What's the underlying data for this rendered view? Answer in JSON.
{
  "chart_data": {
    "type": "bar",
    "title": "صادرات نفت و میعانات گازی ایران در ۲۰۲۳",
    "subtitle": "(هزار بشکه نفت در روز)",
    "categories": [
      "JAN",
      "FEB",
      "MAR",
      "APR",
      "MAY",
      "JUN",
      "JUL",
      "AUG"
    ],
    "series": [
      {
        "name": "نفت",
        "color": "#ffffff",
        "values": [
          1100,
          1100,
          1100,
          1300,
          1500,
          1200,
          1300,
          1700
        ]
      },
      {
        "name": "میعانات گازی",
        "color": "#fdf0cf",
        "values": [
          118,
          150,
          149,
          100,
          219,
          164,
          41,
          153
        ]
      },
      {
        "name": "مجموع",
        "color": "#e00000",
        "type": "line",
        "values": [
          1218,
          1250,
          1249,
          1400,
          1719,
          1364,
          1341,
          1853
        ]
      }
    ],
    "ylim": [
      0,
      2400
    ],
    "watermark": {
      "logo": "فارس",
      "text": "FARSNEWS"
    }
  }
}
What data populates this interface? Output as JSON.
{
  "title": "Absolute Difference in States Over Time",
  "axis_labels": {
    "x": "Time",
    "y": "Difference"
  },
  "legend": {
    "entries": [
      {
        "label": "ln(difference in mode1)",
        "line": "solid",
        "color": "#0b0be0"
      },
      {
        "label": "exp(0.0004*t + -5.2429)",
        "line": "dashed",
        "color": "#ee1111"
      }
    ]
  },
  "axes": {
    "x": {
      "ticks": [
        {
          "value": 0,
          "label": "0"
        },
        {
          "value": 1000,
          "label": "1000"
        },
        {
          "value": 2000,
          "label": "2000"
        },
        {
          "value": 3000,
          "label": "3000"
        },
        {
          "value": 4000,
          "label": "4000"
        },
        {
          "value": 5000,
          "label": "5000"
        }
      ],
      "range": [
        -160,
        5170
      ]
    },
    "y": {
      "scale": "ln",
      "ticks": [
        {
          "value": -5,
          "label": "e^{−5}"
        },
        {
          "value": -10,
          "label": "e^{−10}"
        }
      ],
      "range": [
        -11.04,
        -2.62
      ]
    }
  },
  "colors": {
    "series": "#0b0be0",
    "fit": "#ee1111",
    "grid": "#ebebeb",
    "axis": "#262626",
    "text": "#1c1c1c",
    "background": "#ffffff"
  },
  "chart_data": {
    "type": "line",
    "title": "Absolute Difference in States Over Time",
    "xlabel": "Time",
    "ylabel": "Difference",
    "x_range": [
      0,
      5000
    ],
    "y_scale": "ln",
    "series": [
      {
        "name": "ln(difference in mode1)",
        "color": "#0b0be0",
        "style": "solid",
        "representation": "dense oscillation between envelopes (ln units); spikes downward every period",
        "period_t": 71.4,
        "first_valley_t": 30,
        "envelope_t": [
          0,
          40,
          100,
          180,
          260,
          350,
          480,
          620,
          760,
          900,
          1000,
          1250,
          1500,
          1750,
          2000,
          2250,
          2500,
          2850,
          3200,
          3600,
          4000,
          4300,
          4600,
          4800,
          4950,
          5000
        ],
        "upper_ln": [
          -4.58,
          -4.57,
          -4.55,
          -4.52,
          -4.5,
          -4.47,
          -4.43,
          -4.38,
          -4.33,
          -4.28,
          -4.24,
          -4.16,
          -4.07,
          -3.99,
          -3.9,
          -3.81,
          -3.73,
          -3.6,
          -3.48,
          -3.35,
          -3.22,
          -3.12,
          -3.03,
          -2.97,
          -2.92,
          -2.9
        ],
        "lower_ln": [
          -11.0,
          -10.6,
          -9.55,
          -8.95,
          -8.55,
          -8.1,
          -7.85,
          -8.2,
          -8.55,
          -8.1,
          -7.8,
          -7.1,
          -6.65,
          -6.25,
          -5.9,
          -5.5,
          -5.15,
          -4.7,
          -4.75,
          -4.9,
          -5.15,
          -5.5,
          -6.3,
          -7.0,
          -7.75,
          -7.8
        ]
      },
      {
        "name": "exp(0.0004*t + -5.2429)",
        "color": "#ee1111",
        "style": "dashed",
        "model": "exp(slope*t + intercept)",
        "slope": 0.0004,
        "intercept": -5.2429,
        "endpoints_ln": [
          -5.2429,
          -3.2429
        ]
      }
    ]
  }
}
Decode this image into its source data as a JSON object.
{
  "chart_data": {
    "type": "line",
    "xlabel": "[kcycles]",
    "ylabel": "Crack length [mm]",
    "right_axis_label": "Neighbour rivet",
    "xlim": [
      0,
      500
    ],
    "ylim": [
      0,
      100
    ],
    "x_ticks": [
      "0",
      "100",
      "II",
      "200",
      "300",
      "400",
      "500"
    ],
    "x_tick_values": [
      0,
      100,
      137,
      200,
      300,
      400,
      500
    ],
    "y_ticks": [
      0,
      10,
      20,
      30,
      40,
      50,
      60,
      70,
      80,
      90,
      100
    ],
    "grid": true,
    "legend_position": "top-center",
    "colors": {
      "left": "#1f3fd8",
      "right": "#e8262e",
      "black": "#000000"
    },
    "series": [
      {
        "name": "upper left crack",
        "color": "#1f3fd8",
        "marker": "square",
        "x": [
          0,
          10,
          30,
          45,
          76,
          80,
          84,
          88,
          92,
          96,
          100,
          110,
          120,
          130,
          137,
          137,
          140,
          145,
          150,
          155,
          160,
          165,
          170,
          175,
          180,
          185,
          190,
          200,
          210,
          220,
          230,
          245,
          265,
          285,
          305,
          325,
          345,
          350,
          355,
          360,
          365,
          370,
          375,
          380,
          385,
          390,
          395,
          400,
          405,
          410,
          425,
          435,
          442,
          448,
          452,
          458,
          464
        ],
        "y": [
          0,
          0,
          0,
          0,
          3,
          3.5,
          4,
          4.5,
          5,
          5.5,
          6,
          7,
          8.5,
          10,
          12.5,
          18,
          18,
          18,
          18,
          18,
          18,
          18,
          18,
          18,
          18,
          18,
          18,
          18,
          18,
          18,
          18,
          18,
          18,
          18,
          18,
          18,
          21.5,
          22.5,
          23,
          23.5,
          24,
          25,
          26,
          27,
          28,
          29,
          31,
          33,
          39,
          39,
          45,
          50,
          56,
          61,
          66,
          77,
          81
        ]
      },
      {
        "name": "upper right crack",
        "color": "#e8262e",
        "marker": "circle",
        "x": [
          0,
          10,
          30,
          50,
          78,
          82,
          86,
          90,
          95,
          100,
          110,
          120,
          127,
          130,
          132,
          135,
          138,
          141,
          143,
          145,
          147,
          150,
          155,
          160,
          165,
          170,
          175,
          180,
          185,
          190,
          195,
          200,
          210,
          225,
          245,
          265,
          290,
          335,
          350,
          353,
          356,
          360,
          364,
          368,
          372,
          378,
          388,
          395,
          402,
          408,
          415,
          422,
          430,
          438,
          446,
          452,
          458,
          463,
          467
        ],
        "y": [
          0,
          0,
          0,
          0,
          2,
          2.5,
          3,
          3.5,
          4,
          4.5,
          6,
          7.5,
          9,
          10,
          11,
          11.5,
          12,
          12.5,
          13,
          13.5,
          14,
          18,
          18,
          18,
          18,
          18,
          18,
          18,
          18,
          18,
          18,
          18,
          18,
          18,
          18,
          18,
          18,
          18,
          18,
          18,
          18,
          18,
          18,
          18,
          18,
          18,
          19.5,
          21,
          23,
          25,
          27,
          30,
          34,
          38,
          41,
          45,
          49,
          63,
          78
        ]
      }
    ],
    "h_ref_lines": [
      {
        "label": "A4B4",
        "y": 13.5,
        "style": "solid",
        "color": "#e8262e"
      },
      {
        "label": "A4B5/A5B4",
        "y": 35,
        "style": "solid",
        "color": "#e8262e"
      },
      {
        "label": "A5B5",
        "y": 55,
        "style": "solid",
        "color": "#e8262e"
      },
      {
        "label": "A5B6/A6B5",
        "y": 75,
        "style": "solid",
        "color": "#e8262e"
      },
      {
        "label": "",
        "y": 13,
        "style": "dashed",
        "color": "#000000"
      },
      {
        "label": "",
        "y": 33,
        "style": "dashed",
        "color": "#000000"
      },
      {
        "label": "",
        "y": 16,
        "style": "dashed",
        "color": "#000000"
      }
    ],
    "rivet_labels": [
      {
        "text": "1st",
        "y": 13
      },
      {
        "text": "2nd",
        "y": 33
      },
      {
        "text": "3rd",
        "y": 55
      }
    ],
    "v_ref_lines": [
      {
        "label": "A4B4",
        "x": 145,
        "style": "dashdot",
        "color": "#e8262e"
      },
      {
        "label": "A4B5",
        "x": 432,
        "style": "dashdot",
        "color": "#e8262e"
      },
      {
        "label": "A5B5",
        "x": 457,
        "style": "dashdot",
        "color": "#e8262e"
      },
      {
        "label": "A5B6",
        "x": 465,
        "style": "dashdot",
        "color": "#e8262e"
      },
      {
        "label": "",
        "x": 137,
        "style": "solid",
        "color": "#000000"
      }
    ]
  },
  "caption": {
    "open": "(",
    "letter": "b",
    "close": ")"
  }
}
++++
## Goal
In the entries above, find every line holding the word "میعانات" and copy it out.

## Solution to this problem
    "title": "صادرات نفت و میعانات گازی ایران در ۲۰۲۳",
        "name": "میعانات گازی",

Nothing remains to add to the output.